▶ **MATERIAL**
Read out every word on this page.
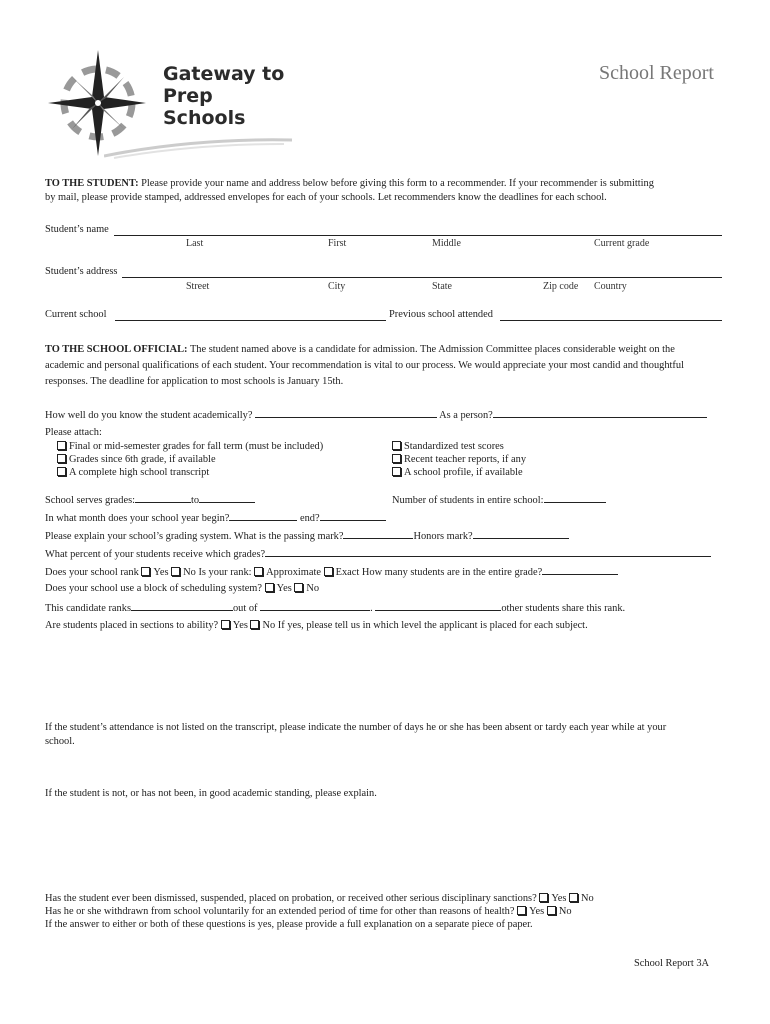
Gateway to
Prep
Schools
School Report
TO THE STUDENT: Please provide your name and address below before giving this form to a recommender. If your recommender is submitting
by mail, please provide stamped, addressed envelopes for each of your schools. Let recommenders know the deadlines for each school.
Student’s name
Last	First	Middle	Current grade
Student’s address
Street	City	State	Zip code Country
Current school	Previous school attended
TO THE SCHOOL OFFICIAL: The student named above is a candidate for admission. The Admission Committee places considerable weight on the
academic and personal qualifications of each student. Your recommendation is vital to our process. We would appreciate your most candid and thoughtful
responses. The deadline for application to most schools is January 15th.
How well do you know the student academically?	As a person?
Please attach:
Final or mid-semester grades for fall term (must be included)
Grades since 6th grade, if available
A complete high school transcript
Standardized test scores
Recent teacher reports, if any
A school profile, if available
School serves grades:	to	Number of students in entire school:
In what month does your school year begin?	end?
Please explain your school’s grading system. What is the passing mark?	Honors mark?
What percent of your students receive which grades?
Does your school rank Yes No Is your rank: Approximate Exact How many students are in the entire grade?
Does your school use a block of scheduling system? Yes No
This candidate ranks	out of	.	other students share this rank.
Are students placed in sections to ability? Yes No If yes, please tell us in which level the applicant is placed for each subject.
If the student’s attendance is not listed on the transcript, please indicate the number of days he or she has been absent or tardy each year while at your
school.
If the student is not, or has not been, in good academic standing, please explain.
Has the student ever been dismissed, suspended, placed on probation, or received other serious disciplinary sanctions? Yes No
Has he or she withdrawn from school voluntarily for an extended period of time for other than reasons of health? Yes No
If the answer to either or both of these questions is yes, please provide a full explanation on a separate piece of paper.
School Report 3A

▶ **WHAT IS NEEDED**
In the listing, find every line containing the word "other" and list it.

▶ **EXERCISE SOLUTION**
This candidate ranks	out of	.	other students share this rank.
Has the student ever been dismissed, suspended, placed on probation, or received other serious disciplinary sanctions? Yes No
Has he or she withdrawn from school voluntarily for an extended period of time for other than reasons of health? Yes No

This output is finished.